= Written problem =
Return each line that holds the word "Deine".

= Information given =
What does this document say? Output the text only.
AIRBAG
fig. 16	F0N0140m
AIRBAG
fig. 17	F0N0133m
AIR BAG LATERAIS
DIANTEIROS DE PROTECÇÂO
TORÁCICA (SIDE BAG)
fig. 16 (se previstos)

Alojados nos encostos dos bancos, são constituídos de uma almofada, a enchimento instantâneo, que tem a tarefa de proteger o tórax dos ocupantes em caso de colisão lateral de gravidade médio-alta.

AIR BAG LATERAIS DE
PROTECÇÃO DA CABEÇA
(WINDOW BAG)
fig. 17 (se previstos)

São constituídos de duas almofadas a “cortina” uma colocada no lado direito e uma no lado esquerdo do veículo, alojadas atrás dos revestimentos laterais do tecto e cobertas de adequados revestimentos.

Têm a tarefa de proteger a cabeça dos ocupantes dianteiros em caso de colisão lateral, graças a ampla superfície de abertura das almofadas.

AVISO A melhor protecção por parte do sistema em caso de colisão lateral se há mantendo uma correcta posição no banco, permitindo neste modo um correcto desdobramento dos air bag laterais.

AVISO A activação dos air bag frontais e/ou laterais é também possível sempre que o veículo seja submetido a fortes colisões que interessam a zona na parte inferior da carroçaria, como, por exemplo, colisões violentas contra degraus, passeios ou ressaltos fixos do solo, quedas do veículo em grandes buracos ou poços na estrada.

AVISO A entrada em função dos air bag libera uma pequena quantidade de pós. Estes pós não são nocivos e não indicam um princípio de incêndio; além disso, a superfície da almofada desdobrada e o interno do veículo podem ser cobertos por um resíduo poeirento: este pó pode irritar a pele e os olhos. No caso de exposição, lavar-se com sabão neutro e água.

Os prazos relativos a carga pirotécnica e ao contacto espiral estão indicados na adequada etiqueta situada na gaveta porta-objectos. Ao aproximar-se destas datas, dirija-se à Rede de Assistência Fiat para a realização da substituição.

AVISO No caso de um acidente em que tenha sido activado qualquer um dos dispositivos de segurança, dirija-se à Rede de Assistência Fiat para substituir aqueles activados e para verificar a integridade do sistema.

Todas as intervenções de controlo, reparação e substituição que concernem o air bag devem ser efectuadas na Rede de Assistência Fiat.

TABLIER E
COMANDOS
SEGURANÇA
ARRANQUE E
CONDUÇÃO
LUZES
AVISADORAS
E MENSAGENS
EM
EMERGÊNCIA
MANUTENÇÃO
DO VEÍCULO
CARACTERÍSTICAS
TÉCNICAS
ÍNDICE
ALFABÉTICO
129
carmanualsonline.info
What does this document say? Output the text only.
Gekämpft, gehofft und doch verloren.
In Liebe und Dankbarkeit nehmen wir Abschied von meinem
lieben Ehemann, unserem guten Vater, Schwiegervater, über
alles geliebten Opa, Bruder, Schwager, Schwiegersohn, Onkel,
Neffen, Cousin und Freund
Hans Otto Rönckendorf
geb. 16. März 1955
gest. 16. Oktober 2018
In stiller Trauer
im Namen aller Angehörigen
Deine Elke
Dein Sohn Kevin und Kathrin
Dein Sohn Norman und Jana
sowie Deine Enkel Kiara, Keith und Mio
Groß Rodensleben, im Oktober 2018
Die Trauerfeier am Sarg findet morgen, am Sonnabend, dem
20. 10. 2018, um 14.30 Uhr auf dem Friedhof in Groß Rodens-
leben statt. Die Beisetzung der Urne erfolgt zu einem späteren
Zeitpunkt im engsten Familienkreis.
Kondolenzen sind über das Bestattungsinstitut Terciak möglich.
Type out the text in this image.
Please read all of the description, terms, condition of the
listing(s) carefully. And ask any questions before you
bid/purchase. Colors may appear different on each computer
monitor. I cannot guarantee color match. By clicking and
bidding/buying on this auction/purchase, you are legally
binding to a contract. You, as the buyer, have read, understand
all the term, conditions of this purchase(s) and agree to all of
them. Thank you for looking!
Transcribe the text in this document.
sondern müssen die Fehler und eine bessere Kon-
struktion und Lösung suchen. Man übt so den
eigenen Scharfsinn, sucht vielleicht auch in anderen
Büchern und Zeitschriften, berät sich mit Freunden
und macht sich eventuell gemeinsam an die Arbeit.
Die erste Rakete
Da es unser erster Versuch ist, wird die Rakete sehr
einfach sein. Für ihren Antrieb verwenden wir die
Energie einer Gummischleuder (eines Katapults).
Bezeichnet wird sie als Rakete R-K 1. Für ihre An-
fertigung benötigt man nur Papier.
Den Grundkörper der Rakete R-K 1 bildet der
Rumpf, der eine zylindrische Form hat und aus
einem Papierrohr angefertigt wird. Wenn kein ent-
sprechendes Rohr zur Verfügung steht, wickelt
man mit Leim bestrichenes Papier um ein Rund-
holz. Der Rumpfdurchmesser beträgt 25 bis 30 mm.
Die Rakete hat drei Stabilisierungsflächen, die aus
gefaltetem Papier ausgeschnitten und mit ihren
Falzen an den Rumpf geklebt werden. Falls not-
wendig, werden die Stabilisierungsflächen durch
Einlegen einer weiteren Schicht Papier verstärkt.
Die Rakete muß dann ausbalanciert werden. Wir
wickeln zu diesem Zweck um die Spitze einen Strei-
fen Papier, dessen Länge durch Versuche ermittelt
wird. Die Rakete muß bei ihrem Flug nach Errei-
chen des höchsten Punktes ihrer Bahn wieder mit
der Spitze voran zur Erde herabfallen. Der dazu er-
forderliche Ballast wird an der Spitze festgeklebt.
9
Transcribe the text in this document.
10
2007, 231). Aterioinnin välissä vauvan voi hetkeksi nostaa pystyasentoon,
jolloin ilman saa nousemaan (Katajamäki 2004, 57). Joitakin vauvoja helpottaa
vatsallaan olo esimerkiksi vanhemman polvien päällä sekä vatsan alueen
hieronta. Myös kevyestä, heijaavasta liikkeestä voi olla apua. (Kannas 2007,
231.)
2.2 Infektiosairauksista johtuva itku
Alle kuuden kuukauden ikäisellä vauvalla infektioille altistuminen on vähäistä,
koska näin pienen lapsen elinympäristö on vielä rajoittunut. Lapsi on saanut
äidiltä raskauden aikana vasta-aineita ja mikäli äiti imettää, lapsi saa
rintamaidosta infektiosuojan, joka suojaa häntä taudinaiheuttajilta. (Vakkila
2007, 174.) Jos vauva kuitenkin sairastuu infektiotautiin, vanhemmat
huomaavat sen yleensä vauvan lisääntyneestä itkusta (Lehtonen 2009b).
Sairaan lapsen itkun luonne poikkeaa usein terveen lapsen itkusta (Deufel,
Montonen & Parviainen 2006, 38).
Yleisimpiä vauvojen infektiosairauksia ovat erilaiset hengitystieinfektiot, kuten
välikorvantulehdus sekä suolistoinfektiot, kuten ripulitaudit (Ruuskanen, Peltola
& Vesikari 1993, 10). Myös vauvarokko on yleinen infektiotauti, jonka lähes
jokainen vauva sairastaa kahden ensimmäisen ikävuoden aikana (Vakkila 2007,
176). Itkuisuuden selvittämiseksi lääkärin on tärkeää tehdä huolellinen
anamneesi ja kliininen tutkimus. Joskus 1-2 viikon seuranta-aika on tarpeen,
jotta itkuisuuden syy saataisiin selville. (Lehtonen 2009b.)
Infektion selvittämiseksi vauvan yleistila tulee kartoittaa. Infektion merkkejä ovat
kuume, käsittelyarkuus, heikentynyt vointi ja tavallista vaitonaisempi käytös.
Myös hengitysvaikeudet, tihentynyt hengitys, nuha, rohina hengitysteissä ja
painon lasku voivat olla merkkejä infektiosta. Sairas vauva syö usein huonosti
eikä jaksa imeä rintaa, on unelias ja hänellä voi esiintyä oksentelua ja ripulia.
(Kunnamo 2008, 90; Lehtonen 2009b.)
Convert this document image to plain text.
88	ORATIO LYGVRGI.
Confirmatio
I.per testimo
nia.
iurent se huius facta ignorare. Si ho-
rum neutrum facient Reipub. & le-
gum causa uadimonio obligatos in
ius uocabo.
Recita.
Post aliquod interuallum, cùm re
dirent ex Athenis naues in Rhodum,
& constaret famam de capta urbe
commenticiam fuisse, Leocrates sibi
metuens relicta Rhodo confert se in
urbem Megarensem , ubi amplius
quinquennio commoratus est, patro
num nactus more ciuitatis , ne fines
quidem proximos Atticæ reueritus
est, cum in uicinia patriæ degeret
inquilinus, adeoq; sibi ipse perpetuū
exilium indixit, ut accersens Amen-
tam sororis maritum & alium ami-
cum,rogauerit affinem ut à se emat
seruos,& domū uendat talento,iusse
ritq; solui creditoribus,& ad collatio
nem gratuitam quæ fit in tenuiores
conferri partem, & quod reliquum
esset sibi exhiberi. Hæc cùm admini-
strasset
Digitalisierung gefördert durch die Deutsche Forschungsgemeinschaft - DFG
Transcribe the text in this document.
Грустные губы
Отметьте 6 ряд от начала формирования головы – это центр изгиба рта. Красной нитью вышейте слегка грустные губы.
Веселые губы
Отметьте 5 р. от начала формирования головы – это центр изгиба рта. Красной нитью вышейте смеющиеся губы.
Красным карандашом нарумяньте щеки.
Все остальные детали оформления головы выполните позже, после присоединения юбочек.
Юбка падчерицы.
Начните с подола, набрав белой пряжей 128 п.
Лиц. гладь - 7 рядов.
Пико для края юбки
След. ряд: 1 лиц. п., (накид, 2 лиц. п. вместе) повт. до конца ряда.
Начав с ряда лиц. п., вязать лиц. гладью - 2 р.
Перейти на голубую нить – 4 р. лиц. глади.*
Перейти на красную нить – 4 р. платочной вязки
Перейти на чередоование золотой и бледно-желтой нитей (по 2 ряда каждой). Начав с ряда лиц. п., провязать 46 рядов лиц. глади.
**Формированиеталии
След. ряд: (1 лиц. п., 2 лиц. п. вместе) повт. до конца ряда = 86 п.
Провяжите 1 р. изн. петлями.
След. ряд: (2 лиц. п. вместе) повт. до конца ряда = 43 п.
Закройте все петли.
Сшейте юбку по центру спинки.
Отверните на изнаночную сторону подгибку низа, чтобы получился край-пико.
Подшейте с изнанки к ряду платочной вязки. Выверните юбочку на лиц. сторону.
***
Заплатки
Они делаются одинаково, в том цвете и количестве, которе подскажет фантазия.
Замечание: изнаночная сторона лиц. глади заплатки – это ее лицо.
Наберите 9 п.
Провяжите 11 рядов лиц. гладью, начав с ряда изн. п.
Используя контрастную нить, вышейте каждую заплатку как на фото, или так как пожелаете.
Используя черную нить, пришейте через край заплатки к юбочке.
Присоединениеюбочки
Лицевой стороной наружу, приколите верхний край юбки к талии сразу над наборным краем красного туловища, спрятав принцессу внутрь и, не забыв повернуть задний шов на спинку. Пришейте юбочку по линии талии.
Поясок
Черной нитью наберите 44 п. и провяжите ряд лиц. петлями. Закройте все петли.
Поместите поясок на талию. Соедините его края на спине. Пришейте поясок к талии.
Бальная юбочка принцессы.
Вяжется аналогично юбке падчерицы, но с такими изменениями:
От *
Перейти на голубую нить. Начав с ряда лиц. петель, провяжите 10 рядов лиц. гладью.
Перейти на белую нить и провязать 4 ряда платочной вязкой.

= Answer to this problem =
Deine Elke
sowie Deine Enkel Kiara, Keith und Mio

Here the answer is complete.